** Task prompt **
Reproduce the listing that follows with no differences at all.

====================

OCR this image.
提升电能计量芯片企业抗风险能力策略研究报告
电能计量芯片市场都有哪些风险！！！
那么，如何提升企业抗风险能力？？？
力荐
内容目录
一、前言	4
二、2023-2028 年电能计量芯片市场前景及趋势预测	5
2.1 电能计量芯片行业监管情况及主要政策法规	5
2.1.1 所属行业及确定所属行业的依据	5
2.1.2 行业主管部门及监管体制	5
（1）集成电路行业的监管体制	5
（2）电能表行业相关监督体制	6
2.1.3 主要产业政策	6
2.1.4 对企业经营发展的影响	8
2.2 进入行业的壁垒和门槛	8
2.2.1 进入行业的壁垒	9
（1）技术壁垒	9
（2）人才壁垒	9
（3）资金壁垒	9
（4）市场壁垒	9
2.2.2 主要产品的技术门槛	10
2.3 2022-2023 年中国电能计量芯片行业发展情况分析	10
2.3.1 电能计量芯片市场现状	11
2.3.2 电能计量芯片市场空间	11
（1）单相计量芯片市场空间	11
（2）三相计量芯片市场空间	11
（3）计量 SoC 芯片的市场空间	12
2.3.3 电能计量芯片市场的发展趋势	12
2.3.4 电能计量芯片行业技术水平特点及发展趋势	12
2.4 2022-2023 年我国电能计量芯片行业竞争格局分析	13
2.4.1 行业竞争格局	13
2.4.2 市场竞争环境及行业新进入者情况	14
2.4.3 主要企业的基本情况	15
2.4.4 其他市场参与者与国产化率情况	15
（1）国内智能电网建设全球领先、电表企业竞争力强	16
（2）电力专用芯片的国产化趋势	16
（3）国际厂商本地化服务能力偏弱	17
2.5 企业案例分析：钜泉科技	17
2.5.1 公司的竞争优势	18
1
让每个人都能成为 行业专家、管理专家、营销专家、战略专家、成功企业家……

====================

** Task output **
OCR this image.
提升电能计量芯片企业抗风险能力策略研究报告
电能计量芯片市场都有哪些风险！！！
那么，如何提升企业抗风险能力？？？
力荐
内容目录
一、前言	4
二、2023-2028 年电能计量芯片市场前景及趋势预测	5
2.1 电能计量芯片行业监管情况及主要政策法规	5
2.1.1 所属行业及确定所属行业的依据	5
2.1.2 行业主管部门及监管体制	5
（1）集成电路行业的监管体制	5
（2）电能表行业相关监督体制	6
2.1.3 主要产业政策	6
2.1.4 对企业经营发展的影响	8
2.2 进入行业的壁垒和门槛	8
2.2.1 进入行业的壁垒	9
（1）技术壁垒	9
（2）人才壁垒	9
（3）资金壁垒	9
（4）市场壁垒	9
2.2.2 主要产品的技术门槛	10
2.3 2022-2023 年中国电能计量芯片行业发展情况分析	10
2.3.1 电能计量芯片市场现状	11
2.3.2 电能计量芯片市场空间	11
（1）单相计量芯片市场空间	11
（2）三相计量芯片市场空间	11
（3）计量 SoC 芯片的市场空间	12
2.3.3 电能计量芯片市场的发展趋势	12
2.3.4 电能计量芯片行业技术水平特点及发展趋势	12
2.4 2022-2023 年我国电能计量芯片行业竞争格局分析	13
2.4.1 行业竞争格局	13
2.4.2 市场竞争环境及行业新进入者情况	14
2.4.3 主要企业的基本情况	15
2.4.4 其他市场参与者与国产化率情况	15
（1）国内智能电网建设全球领先、电表企业竞争力强	16
（2）电力专用芯片的国产化趋势	16
（3）国际厂商本地化服务能力偏弱	17
2.5 企业案例分析：钜泉科技	17
2.5.1 公司的竞争优势	18
1
让每个人都能成为 行业专家、管理专家、营销专家、战略专家、成功企业家……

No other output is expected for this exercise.